**The task**
Below are records; state how many of their lines hold the word "Erling", and give only the figure.

········

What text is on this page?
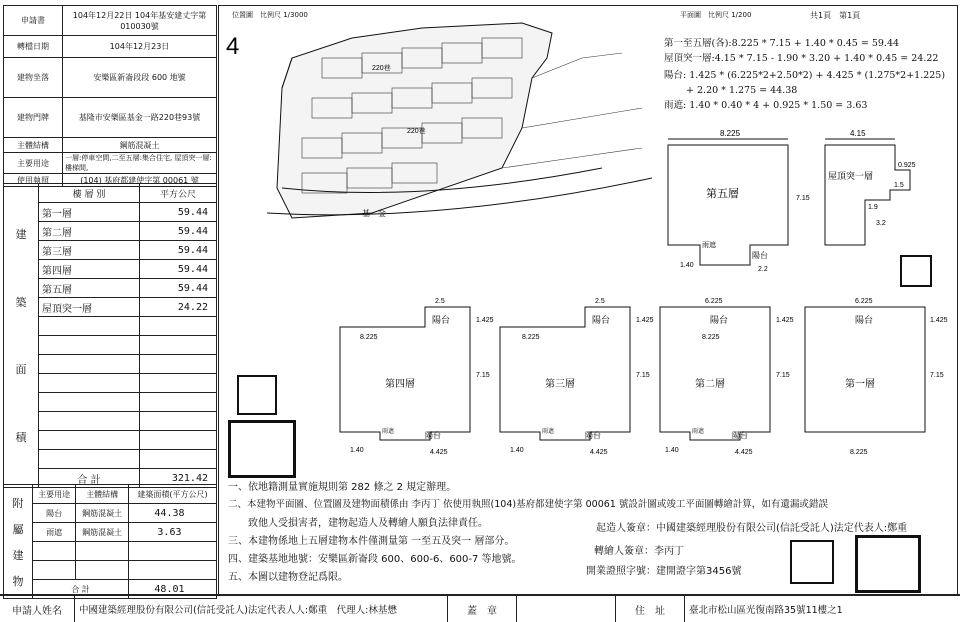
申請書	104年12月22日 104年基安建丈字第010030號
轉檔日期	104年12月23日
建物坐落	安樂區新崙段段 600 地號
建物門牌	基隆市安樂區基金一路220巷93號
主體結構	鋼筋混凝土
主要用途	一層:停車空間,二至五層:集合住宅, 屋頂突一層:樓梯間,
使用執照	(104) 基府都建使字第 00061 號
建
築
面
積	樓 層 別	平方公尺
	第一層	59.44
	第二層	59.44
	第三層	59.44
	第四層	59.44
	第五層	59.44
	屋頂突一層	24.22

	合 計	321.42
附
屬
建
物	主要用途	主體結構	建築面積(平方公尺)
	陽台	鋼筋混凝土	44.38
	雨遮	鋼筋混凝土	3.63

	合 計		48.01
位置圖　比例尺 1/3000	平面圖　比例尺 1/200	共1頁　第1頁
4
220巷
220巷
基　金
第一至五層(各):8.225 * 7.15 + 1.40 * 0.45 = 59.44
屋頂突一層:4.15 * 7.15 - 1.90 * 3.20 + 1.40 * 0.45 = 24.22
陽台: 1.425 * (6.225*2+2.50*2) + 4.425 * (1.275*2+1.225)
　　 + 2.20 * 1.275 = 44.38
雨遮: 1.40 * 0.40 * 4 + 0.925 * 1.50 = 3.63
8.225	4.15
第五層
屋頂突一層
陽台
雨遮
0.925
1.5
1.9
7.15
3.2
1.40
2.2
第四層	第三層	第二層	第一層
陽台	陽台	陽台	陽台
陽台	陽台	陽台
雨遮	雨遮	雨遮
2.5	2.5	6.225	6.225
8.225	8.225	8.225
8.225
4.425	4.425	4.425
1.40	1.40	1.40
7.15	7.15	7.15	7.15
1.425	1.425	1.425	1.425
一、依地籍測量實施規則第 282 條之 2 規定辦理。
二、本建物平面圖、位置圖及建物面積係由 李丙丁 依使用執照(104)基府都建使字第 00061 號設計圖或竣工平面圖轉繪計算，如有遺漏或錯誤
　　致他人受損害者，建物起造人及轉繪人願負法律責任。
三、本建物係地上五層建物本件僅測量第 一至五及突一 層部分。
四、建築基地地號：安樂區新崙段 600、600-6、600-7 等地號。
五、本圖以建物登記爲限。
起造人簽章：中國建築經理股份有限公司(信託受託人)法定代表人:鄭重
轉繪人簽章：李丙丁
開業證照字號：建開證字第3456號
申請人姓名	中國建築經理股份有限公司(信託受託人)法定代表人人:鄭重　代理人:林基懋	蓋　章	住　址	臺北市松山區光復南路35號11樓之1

········

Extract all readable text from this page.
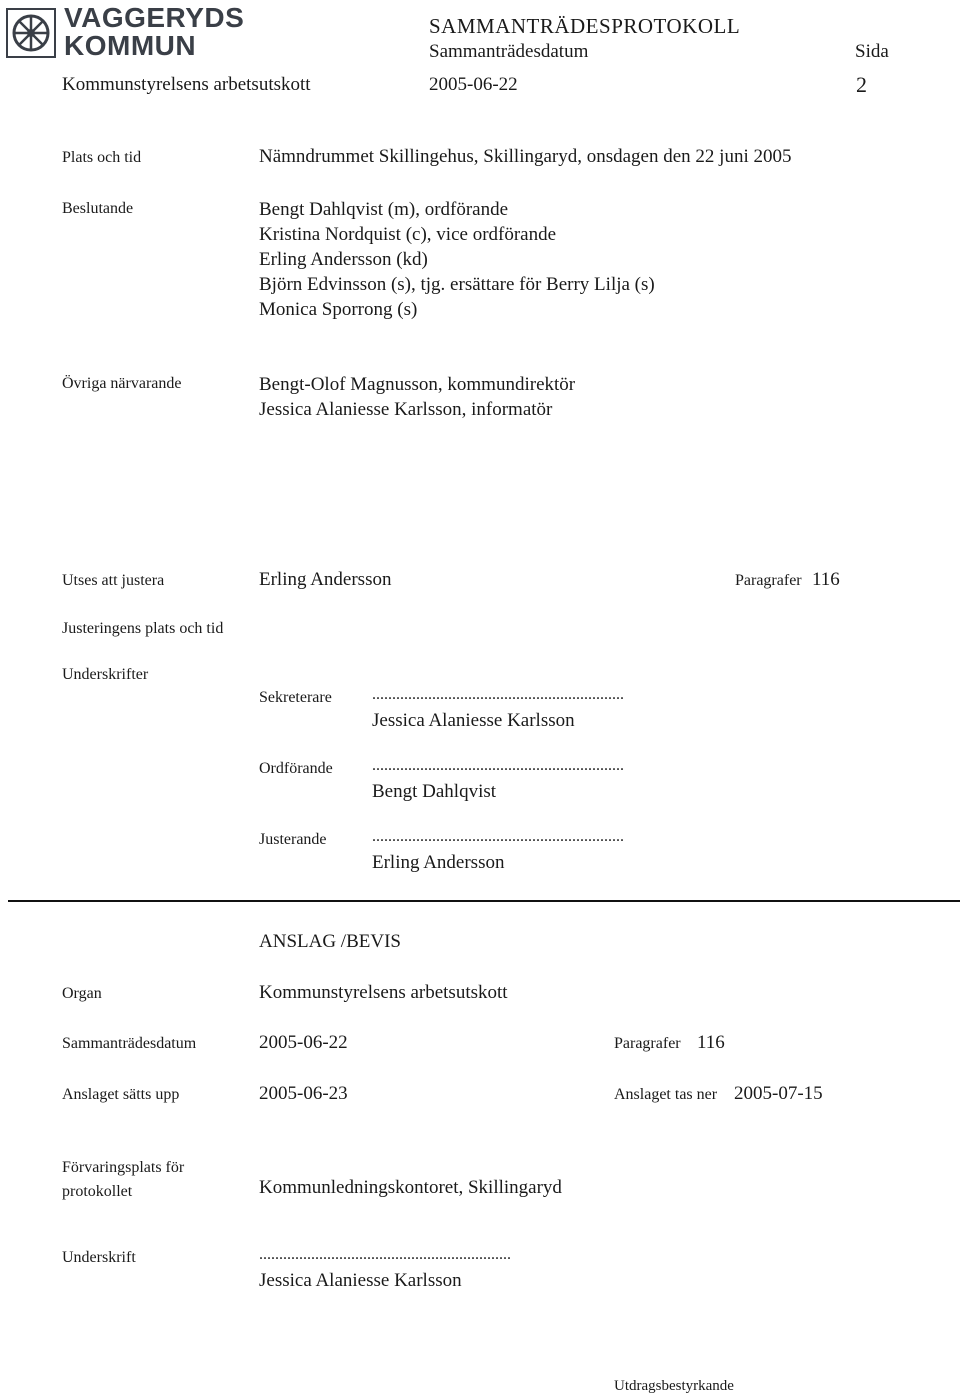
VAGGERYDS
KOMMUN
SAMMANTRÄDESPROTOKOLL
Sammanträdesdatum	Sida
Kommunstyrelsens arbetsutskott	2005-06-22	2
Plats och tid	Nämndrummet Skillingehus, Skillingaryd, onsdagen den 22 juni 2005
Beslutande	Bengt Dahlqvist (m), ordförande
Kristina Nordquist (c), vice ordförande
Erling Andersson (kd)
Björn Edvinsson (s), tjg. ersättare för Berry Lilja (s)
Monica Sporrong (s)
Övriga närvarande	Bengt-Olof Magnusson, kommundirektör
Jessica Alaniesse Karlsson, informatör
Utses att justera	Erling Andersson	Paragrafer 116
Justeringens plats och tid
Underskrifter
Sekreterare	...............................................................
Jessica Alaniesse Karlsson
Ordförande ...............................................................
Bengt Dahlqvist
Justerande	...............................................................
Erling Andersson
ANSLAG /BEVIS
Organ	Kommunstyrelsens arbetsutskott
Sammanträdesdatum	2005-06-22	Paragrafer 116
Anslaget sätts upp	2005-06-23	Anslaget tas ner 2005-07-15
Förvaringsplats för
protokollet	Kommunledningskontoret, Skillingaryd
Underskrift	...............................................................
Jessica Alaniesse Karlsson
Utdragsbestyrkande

········

**Written solution**
3